> [DO THIS]:
Reproduce the records below exactly as they appear, omitting any pictures they contain.

Data excerpts:

***

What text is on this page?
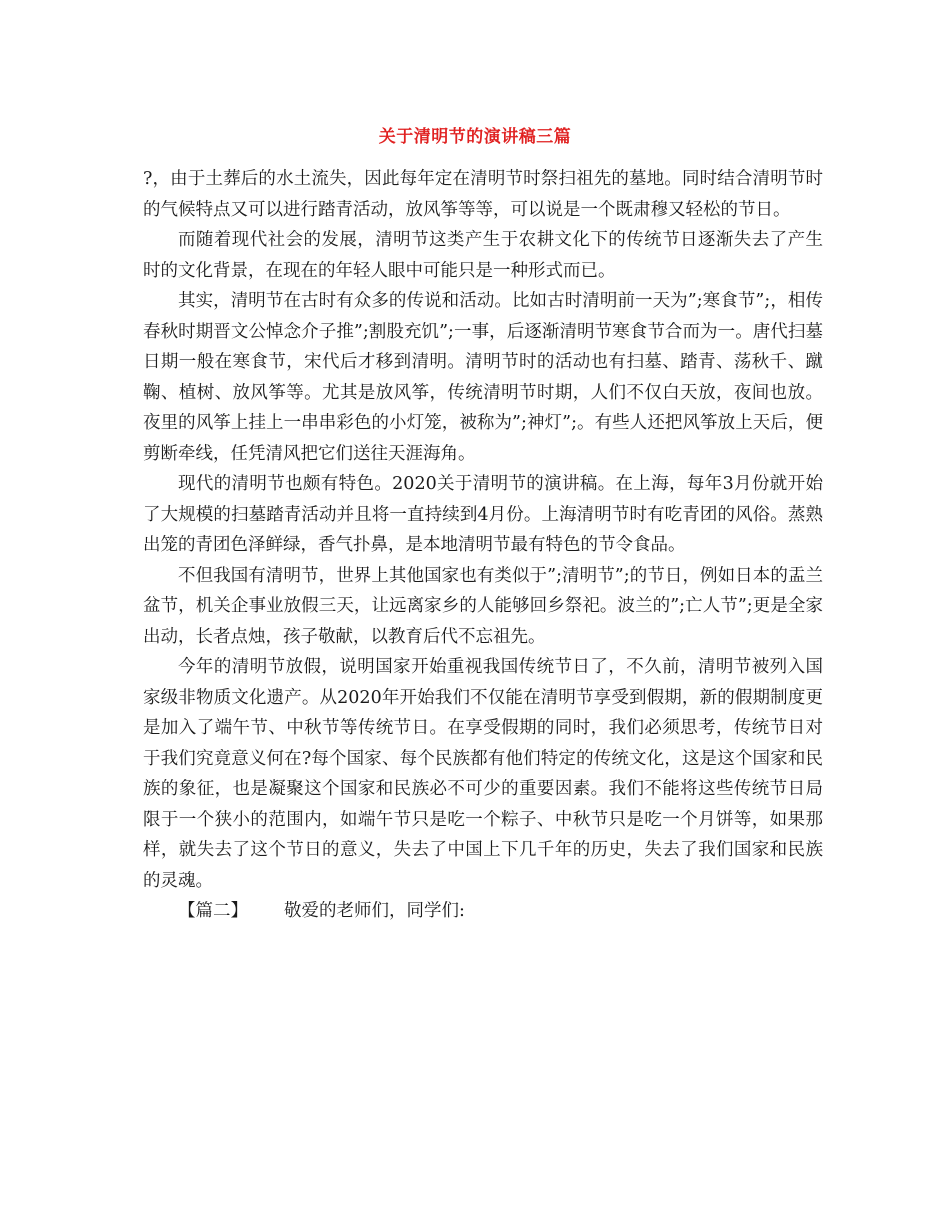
关于清明节的演讲稿三篇

?，由于土葬后的水土流失，因此每年定在清明节时祭扫祖先的墓地。同时结合清明节时的气候特点又可以进行踏青活动，放风筝等等，可以说是一个既肃穆又轻松的节日。

而随着现代社会的发展，清明节这类产生于农耕文化下的传统节日逐渐失去了产生时的文化背景，在现在的年轻人眼中可能只是一种形式而已。

其实，清明节在古时有众多的传说和活动。比如古时清明前一天为”;寒食节”;，相传春秋时期晋文公悼念介子推”;割股充饥”;一事，后逐渐清明节寒食节合而为一。唐代扫墓日期一般在寒食节，宋代后才移到清明。清明节时的活动也有扫墓、踏青、荡秋千、蹴鞠、植树、放风筝等。尤其是放风筝，传统清明节时期，人们不仅白天放，夜间也放。夜里的风筝上挂上一串串彩色的小灯笼，被称为”;神灯”;。有些人还把风筝放上天后，便剪断牵线，任凭清风把它们送往天涯海角。

现代的清明节也颇有特色。2020关于清明节的演讲稿。在上海，每年3月份就开始了大规模的扫墓踏青活动并且将一直持续到4月份。上海清明节时有吃青团的风俗。蒸熟出笼的青团色泽鲜绿，香气扑鼻，是本地清明节最有特色的节令食品。

不但我国有清明节，世界上其他国家也有类似于”;清明节”;的节日，例如日本的盂兰盆节，机关企事业放假三天，让远离家乡的人能够回乡祭祀。波兰的”;亡人节”;更是全家出动，长者点烛，孩子敬献，以教育后代不忘祖先。

今年的清明节放假，说明国家开始重视我国传统节日了，不久前，清明节被列入国家级非物质文化遗产。从2020年开始我们不仅能在清明节享受到假期，新的假期制度更是加入了端午节、中秋节等传统节日。在享受假期的同时，我们必须思考，传统节日对于我们究竟意义何在?每个国家、每个民族都有他们特定的传统文化，这是这个国家和民族的象征，也是凝聚这个国家和民族必不可少的重要因素。我们不能将这些传统节日局限于一个狭小的范围内，如端午节只是吃一个粽子、中秋节只是吃一个月饼等，如果那样，就失去了这个节日的意义，失去了中国上下几千年的历史，失去了我们国家和民族的灵魂。

【篇二】 敬爱的老师们，同学们:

***

> [OUTPUT FOR THIS EXERCISE]:
What text is on this page?
关于清明节的演讲稿三篇

?，由于土葬后的水土流失，因此每年定在清明节时祭扫祖先的墓地。同时结合清明节时的气候特点又可以进行踏青活动，放风筝等等，可以说是一个既肃穆又轻松的节日。

而随着现代社会的发展，清明节这类产生于农耕文化下的传统节日逐渐失去了产生时的文化背景，在现在的年轻人眼中可能只是一种形式而已。

其实，清明节在古时有众多的传说和活动。比如古时清明前一天为”;寒食节”;，相传春秋时期晋文公悼念介子推”;割股充饥”;一事，后逐渐清明节寒食节合而为一。唐代扫墓日期一般在寒食节，宋代后才移到清明。清明节时的活动也有扫墓、踏青、荡秋千、蹴鞠、植树、放风筝等。尤其是放风筝，传统清明节时期，人们不仅白天放，夜间也放。夜里的风筝上挂上一串串彩色的小灯笼，被称为”;神灯”;。有些人还把风筝放上天后，便剪断牵线，任凭清风把它们送往天涯海角。

现代的清明节也颇有特色。2020关于清明节的演讲稿。在上海，每年3月份就开始了大规模的扫墓踏青活动并且将一直持续到4月份。上海清明节时有吃青团的风俗。蒸熟出笼的青团色泽鲜绿，香气扑鼻，是本地清明节最有特色的节令食品。

不但我国有清明节，世界上其他国家也有类似于”;清明节”;的节日，例如日本的盂兰盆节，机关企事业放假三天，让远离家乡的人能够回乡祭祀。波兰的”;亡人节”;更是全家出动，长者点烛，孩子敬献，以教育后代不忘祖先。

今年的清明节放假，说明国家开始重视我国传统节日了，不久前，清明节被列入国家级非物质文化遗产。从2020年开始我们不仅能在清明节享受到假期，新的假期制度更是加入了端午节、中秋节等传统节日。在享受假期的同时，我们必须思考，传统节日对于我们究竟意义何在?每个国家、每个民族都有他们特定的传统文化，这是这个国家和民族的象征，也是凝聚这个国家和民族必不可少的重要因素。我们不能将这些传统节日局限于一个狭小的范围内，如端午节只是吃一个粽子、中秋节只是吃一个月饼等，如果那样，就失去了这个节日的意义，失去了中国上下几千年的历史，失去了我们国家和民族的灵魂。

【篇二】 敬爱的老师们，同学们:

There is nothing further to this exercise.